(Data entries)
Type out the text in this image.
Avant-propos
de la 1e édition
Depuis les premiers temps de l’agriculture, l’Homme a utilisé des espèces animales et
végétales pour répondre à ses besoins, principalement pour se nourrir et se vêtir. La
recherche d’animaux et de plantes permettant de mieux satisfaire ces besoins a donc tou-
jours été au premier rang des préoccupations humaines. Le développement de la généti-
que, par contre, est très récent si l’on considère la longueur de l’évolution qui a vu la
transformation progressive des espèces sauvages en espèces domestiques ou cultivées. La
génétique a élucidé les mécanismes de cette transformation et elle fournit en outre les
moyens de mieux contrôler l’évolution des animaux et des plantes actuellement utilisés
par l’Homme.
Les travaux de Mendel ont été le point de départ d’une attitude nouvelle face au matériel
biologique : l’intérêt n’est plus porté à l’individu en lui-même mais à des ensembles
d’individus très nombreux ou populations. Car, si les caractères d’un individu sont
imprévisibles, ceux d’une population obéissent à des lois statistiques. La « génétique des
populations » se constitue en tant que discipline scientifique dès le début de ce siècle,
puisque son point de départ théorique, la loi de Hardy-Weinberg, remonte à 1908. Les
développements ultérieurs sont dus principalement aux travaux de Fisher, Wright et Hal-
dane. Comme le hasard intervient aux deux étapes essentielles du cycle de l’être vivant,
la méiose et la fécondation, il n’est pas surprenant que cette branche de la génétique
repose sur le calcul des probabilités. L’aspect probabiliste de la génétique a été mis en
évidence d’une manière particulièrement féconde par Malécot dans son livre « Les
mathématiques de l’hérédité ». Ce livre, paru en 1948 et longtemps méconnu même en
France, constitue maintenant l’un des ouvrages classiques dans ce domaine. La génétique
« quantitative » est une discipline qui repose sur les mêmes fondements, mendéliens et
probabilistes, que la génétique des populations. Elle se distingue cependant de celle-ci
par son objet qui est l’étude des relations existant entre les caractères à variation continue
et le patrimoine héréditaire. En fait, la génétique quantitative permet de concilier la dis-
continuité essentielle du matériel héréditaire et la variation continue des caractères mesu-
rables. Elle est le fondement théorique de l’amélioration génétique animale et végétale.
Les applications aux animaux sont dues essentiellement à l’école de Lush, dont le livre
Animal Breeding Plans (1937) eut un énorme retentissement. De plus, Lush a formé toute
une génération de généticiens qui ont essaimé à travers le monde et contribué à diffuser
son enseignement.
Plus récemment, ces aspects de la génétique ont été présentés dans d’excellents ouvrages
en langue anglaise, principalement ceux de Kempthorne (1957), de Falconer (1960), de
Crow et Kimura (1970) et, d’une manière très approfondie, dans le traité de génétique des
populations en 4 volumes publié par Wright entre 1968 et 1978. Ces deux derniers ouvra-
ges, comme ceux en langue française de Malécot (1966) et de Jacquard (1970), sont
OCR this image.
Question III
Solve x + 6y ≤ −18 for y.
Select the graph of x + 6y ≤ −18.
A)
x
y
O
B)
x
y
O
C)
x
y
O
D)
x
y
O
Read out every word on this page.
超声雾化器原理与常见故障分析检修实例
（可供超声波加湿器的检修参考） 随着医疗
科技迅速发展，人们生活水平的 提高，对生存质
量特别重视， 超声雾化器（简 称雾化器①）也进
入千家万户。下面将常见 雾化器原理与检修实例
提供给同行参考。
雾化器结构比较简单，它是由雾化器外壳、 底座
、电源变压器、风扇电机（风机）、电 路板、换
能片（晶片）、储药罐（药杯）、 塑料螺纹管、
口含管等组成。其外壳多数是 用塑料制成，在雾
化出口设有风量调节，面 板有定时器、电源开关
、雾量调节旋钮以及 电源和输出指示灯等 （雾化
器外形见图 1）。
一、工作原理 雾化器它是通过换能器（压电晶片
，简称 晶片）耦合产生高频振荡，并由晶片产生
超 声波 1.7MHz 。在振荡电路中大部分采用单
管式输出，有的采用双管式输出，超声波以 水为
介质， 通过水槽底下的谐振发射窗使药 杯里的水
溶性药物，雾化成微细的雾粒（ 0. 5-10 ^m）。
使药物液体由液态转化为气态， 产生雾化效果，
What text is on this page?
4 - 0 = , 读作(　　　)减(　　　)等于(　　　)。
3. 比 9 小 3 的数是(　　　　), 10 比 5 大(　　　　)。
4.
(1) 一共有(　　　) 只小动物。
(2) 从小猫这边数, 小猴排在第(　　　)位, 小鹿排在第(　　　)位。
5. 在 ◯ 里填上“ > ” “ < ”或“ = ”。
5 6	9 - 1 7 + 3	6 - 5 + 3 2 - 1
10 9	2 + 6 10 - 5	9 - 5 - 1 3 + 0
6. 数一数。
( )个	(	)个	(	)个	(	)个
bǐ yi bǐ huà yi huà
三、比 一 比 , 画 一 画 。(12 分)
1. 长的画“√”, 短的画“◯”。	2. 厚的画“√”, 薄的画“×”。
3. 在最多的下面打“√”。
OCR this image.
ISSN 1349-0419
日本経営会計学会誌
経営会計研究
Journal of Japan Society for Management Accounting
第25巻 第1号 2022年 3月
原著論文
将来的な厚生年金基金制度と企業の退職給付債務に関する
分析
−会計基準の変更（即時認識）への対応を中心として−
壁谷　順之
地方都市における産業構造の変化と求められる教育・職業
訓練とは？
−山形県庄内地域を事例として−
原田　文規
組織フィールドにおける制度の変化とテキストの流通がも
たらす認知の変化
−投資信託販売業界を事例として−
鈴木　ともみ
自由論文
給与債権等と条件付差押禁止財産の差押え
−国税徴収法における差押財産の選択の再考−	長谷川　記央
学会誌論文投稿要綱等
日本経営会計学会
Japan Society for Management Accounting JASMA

> _WHAT YOU SHOULD DO_
Repeat the data above exactly.

> _REPLY_
Type out the text in this image.
Avant-propos
de la 1e édition
Depuis les premiers temps de l’agriculture, l’Homme a utilisé des espèces animales et
végétales pour répondre à ses besoins, principalement pour se nourrir et se vêtir. La
recherche d’animaux et de plantes permettant de mieux satisfaire ces besoins a donc tou-
jours été au premier rang des préoccupations humaines. Le développement de la généti-
que, par contre, est très récent si l’on considère la longueur de l’évolution qui a vu la
transformation progressive des espèces sauvages en espèces domestiques ou cultivées. La
génétique a élucidé les mécanismes de cette transformation et elle fournit en outre les
moyens de mieux contrôler l’évolution des animaux et des plantes actuellement utilisés
par l’Homme.
Les travaux de Mendel ont été le point de départ d’une attitude nouvelle face au matériel
biologique : l’intérêt n’est plus porté à l’individu en lui-même mais à des ensembles
d’individus très nombreux ou populations. Car, si les caractères d’un individu sont
imprévisibles, ceux d’une population obéissent à des lois statistiques. La « génétique des
populations » se constitue en tant que discipline scientifique dès le début de ce siècle,
puisque son point de départ théorique, la loi de Hardy-Weinberg, remonte à 1908. Les
développements ultérieurs sont dus principalement aux travaux de Fisher, Wright et Hal-
dane. Comme le hasard intervient aux deux étapes essentielles du cycle de l’être vivant,
la méiose et la fécondation, il n’est pas surprenant que cette branche de la génétique
repose sur le calcul des probabilités. L’aspect probabiliste de la génétique a été mis en
évidence d’une manière particulièrement féconde par Malécot dans son livre « Les
mathématiques de l’hérédité ». Ce livre, paru en 1948 et longtemps méconnu même en
France, constitue maintenant l’un des ouvrages classiques dans ce domaine. La génétique
« quantitative » est une discipline qui repose sur les mêmes fondements, mendéliens et
probabilistes, que la génétique des populations. Elle se distingue cependant de celle-ci
par son objet qui est l’étude des relations existant entre les caractères à variation continue
et le patrimoine héréditaire. En fait, la génétique quantitative permet de concilier la dis-
continuité essentielle du matériel héréditaire et la variation continue des caractères mesu-
rables. Elle est le fondement théorique de l’amélioration génétique animale et végétale.
Les applications aux animaux sont dues essentiellement à l’école de Lush, dont le livre
Animal Breeding Plans (1937) eut un énorme retentissement. De plus, Lush a formé toute
une génération de généticiens qui ont essaimé à travers le monde et contribué à diffuser
son enseignement.
Plus récemment, ces aspects de la génétique ont été présentés dans d’excellents ouvrages
en langue anglaise, principalement ceux de Kempthorne (1957), de Falconer (1960), de
Crow et Kimura (1970) et, d’une manière très approfondie, dans le traité de génétique des
populations en 4 volumes publié par Wright entre 1968 et 1978. Ces deux derniers ouvra-
ges, comme ceux en langue française de Malécot (1966) et de Jacquard (1970), sont
OCR this image.
Question III
Solve x + 6y ≤ −18 for y.
Select the graph of x + 6y ≤ −18.
A)
x
y
O
B)
x
y
O
C)
x
y
O
D)
x
y
O
Read out every word on this page.
超声雾化器原理与常见故障分析检修实例
（可供超声波加湿器的检修参考） 随着医疗
科技迅速发展，人们生活水平的 提高，对生存质
量特别重视， 超声雾化器（简 称雾化器①）也进
入千家万户。下面将常见 雾化器原理与检修实例
提供给同行参考。
雾化器结构比较简单，它是由雾化器外壳、 底座
、电源变压器、风扇电机（风机）、电 路板、换
能片（晶片）、储药罐（药杯）、 塑料螺纹管、
口含管等组成。其外壳多数是 用塑料制成，在雾
化出口设有风量调节，面 板有定时器、电源开关
、雾量调节旋钮以及 电源和输出指示灯等 （雾化
器外形见图 1）。
一、工作原理 雾化器它是通过换能器（压电晶片
，简称 晶片）耦合产生高频振荡，并由晶片产生
超 声波 1.7MHz 。在振荡电路中大部分采用单
管式输出，有的采用双管式输出，超声波以 水为
介质， 通过水槽底下的谐振发射窗使药 杯里的水
溶性药物，雾化成微细的雾粒（ 0. 5-10 ^m）。
使药物液体由液态转化为气态， 产生雾化效果，
What text is on this page?
4 - 0 = , 读作(　　　)减(　　　)等于(　　　)。
3. 比 9 小 3 的数是(　　　　), 10 比 5 大(　　　　)。
4.
(1) 一共有(　　　) 只小动物。
(2) 从小猫这边数, 小猴排在第(　　　)位, 小鹿排在第(　　　)位。
5. 在 ◯ 里填上“ > ” “ < ”或“ = ”。
5 6	9 - 1 7 + 3	6 - 5 + 3 2 - 1
10 9	2 + 6 10 - 5	9 - 5 - 1 3 + 0
6. 数一数。
( )个	(	)个	(	)个	(	)个
bǐ yi bǐ huà yi huà
三、比 一 比 , 画 一 画 。(12 分)
1. 长的画“√”, 短的画“◯”。	2. 厚的画“√”, 薄的画“×”。
3. 在最多的下面打“√”。
OCR this image.
ISSN 1349-0419
日本経営会計学会誌
経営会計研究
Journal of Japan Society for Management Accounting
第25巻 第1号 2022年 3月
原著論文
将来的な厚生年金基金制度と企業の退職給付債務に関する
分析
−会計基準の変更（即時認識）への対応を中心として−
壁谷　順之
地方都市における産業構造の変化と求められる教育・職業
訓練とは？
−山形県庄内地域を事例として−
原田　文規
組織フィールドにおける制度の変化とテキストの流通がも
たらす認知の変化
−投資信託販売業界を事例として−
鈴木　ともみ
自由論文
給与債権等と条件付差押禁止財産の差押え
−国税徴収法における差押財産の選択の再考−	長谷川　記央
学会誌論文投稿要綱等
日本経営会計学会
Japan Society for Management Accounting JASMA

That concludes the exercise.